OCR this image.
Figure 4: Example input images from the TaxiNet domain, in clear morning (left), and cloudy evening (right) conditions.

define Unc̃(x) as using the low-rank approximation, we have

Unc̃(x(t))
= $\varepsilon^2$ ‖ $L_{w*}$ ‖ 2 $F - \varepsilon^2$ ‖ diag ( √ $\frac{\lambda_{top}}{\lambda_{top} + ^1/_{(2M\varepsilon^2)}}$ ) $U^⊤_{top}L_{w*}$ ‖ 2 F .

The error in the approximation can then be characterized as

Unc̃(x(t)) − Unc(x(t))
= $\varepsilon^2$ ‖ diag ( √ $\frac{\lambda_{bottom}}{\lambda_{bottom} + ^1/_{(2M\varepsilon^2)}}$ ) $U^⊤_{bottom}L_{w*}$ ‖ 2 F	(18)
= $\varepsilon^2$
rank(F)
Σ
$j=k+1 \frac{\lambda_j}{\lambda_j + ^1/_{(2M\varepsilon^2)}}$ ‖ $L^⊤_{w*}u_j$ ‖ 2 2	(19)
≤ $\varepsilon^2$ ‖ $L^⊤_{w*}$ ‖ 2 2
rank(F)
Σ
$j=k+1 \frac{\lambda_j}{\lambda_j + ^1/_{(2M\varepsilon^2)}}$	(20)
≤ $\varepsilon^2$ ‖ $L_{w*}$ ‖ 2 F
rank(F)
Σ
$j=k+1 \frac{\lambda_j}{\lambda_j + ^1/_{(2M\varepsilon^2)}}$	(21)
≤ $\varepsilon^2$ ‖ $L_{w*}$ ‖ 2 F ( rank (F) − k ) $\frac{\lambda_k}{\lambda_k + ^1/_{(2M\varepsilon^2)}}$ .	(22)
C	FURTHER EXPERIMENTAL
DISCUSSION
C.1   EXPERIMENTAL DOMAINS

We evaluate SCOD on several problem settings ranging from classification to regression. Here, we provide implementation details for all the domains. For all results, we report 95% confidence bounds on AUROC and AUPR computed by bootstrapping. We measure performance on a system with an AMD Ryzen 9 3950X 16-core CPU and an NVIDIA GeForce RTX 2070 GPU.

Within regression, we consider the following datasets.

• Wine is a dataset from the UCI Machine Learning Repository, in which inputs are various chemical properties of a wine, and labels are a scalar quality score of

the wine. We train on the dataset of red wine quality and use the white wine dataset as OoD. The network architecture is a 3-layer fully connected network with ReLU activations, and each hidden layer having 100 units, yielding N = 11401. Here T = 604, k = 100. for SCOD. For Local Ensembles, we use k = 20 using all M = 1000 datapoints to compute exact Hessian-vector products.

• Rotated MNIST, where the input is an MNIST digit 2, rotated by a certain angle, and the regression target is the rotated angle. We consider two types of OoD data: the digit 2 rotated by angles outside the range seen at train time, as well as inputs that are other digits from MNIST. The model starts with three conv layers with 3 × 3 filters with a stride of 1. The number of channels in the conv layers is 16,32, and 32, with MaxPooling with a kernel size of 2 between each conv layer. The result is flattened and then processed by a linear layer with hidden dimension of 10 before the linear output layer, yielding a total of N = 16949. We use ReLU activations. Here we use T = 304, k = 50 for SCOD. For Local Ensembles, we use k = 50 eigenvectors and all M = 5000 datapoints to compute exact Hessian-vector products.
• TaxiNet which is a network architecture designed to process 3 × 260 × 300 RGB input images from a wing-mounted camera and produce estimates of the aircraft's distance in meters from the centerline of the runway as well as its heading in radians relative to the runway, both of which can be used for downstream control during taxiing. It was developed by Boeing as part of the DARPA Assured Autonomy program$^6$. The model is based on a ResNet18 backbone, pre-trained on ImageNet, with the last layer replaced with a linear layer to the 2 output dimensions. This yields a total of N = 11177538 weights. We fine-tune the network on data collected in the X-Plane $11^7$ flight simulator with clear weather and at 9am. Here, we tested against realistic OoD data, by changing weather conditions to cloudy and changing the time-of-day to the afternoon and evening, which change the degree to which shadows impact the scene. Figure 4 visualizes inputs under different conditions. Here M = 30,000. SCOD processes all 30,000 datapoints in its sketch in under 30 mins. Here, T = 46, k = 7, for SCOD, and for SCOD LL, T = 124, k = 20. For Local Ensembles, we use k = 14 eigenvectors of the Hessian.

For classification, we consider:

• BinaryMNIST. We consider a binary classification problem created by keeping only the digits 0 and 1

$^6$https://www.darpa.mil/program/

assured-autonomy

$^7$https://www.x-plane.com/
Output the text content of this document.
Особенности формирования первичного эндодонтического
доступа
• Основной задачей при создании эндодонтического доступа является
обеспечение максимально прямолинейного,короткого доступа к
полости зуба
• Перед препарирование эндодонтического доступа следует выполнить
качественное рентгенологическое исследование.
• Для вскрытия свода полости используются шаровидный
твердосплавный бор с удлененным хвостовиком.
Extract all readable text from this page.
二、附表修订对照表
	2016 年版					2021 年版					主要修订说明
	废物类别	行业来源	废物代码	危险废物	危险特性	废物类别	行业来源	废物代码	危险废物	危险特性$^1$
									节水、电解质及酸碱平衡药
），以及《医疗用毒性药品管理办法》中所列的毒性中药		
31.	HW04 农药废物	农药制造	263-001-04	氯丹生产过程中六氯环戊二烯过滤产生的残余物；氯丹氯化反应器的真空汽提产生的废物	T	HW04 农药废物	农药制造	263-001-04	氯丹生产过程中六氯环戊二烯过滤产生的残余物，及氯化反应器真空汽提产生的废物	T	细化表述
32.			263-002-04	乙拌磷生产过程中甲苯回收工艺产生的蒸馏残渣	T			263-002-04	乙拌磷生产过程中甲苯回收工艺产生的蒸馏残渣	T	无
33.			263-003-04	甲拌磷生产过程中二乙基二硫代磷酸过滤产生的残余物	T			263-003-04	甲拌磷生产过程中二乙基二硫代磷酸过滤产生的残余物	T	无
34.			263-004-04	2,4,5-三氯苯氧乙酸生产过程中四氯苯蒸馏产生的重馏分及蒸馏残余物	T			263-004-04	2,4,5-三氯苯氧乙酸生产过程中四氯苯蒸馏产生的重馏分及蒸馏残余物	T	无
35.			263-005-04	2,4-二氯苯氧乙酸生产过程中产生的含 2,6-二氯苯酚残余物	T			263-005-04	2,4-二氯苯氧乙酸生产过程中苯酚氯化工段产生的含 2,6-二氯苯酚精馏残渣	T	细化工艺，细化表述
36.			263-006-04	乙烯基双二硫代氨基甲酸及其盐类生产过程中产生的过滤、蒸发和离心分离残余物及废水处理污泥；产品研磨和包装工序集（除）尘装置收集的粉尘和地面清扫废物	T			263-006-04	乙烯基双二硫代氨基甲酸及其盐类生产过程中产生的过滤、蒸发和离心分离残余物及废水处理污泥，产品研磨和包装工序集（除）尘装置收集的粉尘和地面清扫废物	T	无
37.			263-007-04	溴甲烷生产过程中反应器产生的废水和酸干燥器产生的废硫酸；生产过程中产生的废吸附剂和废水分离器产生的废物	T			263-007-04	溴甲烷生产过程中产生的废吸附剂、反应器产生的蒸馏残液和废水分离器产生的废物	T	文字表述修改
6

_WRITTEN EXERCISE_. Copy out each record, keeping every word as it is.

_EXERCISE SOLUTION_.
OCR this image.
Figure 4: Example input images from the TaxiNet domain, in clear morning (left), and cloudy evening (right) conditions.

define Unc̃(x) as using the low-rank approximation, we have

Unc̃(x(t))
= $\varepsilon^2$ ‖ $L_{w*}$ ‖ 2 $F - \varepsilon^2$ ‖ diag ( √ $\frac{\lambda_{top}}{\lambda_{top} + ^1/_{(2M\varepsilon^2)}}$ ) $U^⊤_{top}L_{w*}$ ‖ 2 F .

The error in the approximation can then be characterized as

Unc̃(x(t)) − Unc(x(t))
= $\varepsilon^2$ ‖ diag ( √ $\frac{\lambda_{bottom}}{\lambda_{bottom} + ^1/_{(2M\varepsilon^2)}}$ ) $U^⊤_{bottom}L_{w*}$ ‖ 2 F	(18)
= $\varepsilon^2$
rank(F)
Σ
$j=k+1 \frac{\lambda_j}{\lambda_j + ^1/_{(2M\varepsilon^2)}}$ ‖ $L^⊤_{w*}u_j$ ‖ 2 2	(19)
≤ $\varepsilon^2$ ‖ $L^⊤_{w*}$ ‖ 2 2
rank(F)
Σ
$j=k+1 \frac{\lambda_j}{\lambda_j + ^1/_{(2M\varepsilon^2)}}$	(20)
≤ $\varepsilon^2$ ‖ $L_{w*}$ ‖ 2 F
rank(F)
Σ
$j=k+1 \frac{\lambda_j}{\lambda_j + ^1/_{(2M\varepsilon^2)}}$	(21)
≤ $\varepsilon^2$ ‖ $L_{w*}$ ‖ 2 F ( rank (F) − k ) $\frac{\lambda_k}{\lambda_k + ^1/_{(2M\varepsilon^2)}}$ .	(22)
C	FURTHER EXPERIMENTAL
DISCUSSION
C.1   EXPERIMENTAL DOMAINS

We evaluate SCOD on several problem settings ranging from classification to regression. Here, we provide implementation details for all the domains. For all results, we report 95% confidence bounds on AUROC and AUPR computed by bootstrapping. We measure performance on a system with an AMD Ryzen 9 3950X 16-core CPU and an NVIDIA GeForce RTX 2070 GPU.

Within regression, we consider the following datasets.

• Wine is a dataset from the UCI Machine Learning Repository, in which inputs are various chemical properties of a wine, and labels are a scalar quality score of

the wine. We train on the dataset of red wine quality and use the white wine dataset as OoD. The network architecture is a 3-layer fully connected network with ReLU activations, and each hidden layer having 100 units, yielding N = 11401. Here T = 604, k = 100. for SCOD. For Local Ensembles, we use k = 20 using all M = 1000 datapoints to compute exact Hessian-vector products.

• Rotated MNIST, where the input is an MNIST digit 2, rotated by a certain angle, and the regression target is the rotated angle. We consider two types of OoD data: the digit 2 rotated by angles outside the range seen at train time, as well as inputs that are other digits from MNIST. The model starts with three conv layers with 3 × 3 filters with a stride of 1. The number of channels in the conv layers is 16,32, and 32, with MaxPooling with a kernel size of 2 between each conv layer. The result is flattened and then processed by a linear layer with hidden dimension of 10 before the linear output layer, yielding a total of N = 16949. We use ReLU activations. Here we use T = 304, k = 50 for SCOD. For Local Ensembles, we use k = 50 eigenvectors and all M = 5000 datapoints to compute exact Hessian-vector products.
• TaxiNet which is a network architecture designed to process 3 × 260 × 300 RGB input images from a wing-mounted camera and produce estimates of the aircraft's distance in meters from the centerline of the runway as well as its heading in radians relative to the runway, both of which can be used for downstream control during taxiing. It was developed by Boeing as part of the DARPA Assured Autonomy program$^6$. The model is based on a ResNet18 backbone, pre-trained on ImageNet, with the last layer replaced with a linear layer to the 2 output dimensions. This yields a total of N = 11177538 weights. We fine-tune the network on data collected in the X-Plane $11^7$ flight simulator with clear weather and at 9am. Here, we tested against realistic OoD data, by changing weather conditions to cloudy and changing the time-of-day to the afternoon and evening, which change the degree to which shadows impact the scene. Figure 4 visualizes inputs under different conditions. Here M = 30,000. SCOD processes all 30,000 datapoints in its sketch in under 30 mins. Here, T = 46, k = 7, for SCOD, and for SCOD LL, T = 124, k = 20. For Local Ensembles, we use k = 14 eigenvectors of the Hessian.

For classification, we consider:

• BinaryMNIST. We consider a binary classification problem created by keeping only the digits 0 and 1

$^6$https://www.darpa.mil/program/

assured-autonomy

$^7$https://www.x-plane.com/
Output the text content of this document.
Особенности формирования первичного эндодонтического
доступа
• Основной задачей при создании эндодонтического доступа является
обеспечение максимально прямолинейного,короткого доступа к
полости зуба
• Перед препарирование эндодонтического доступа следует выполнить
качественное рентгенологическое исследование.
• Для вскрытия свода полости используются шаровидный
твердосплавный бор с удлененным хвостовиком.
Extract all readable text from this page.
二、附表修订对照表
	2016 年版					2021 年版					主要修订说明
	废物类别	行业来源	废物代码	危险废物	危险特性	废物类别	行业来源	废物代码	危险废物	危险特性$^1$
									节水、电解质及酸碱平衡药
），以及《医疗用毒性药品管理办法》中所列的毒性中药		
31.	HW04 农药废物	农药制造	263-001-04	氯丹生产过程中六氯环戊二烯过滤产生的残余物；氯丹氯化反应器的真空汽提产生的废物	T	HW04 农药废物	农药制造	263-001-04	氯丹生产过程中六氯环戊二烯过滤产生的残余物，及氯化反应器真空汽提产生的废物	T	细化表述
32.			263-002-04	乙拌磷生产过程中甲苯回收工艺产生的蒸馏残渣	T			263-002-04	乙拌磷生产过程中甲苯回收工艺产生的蒸馏残渣	T	无
33.			263-003-04	甲拌磷生产过程中二乙基二硫代磷酸过滤产生的残余物	T			263-003-04	甲拌磷生产过程中二乙基二硫代磷酸过滤产生的残余物	T	无
34.			263-004-04	2,4,5-三氯苯氧乙酸生产过程中四氯苯蒸馏产生的重馏分及蒸馏残余物	T			263-004-04	2,4,5-三氯苯氧乙酸生产过程中四氯苯蒸馏产生的重馏分及蒸馏残余物	T	无
35.			263-005-04	2,4-二氯苯氧乙酸生产过程中产生的含 2,6-二氯苯酚残余物	T			263-005-04	2,4-二氯苯氧乙酸生产过程中苯酚氯化工段产生的含 2,6-二氯苯酚精馏残渣	T	细化工艺，细化表述
36.			263-006-04	乙烯基双二硫代氨基甲酸及其盐类生产过程中产生的过滤、蒸发和离心分离残余物及废水处理污泥；产品研磨和包装工序集（除）尘装置收集的粉尘和地面清扫废物	T			263-006-04	乙烯基双二硫代氨基甲酸及其盐类生产过程中产生的过滤、蒸发和离心分离残余物及废水处理污泥，产品研磨和包装工序集（除）尘装置收集的粉尘和地面清扫废物	T	无
37.			263-007-04	溴甲烷生产过程中反应器产生的废水和酸干燥器产生的废硫酸；生产过程中产生的废吸附剂和废水分离器产生的废物	T			263-007-04	溴甲烷生产过程中产生的废吸附剂、反应器产生的蒸馏残液和废水分离器产生的废物	T	文字表述修改
6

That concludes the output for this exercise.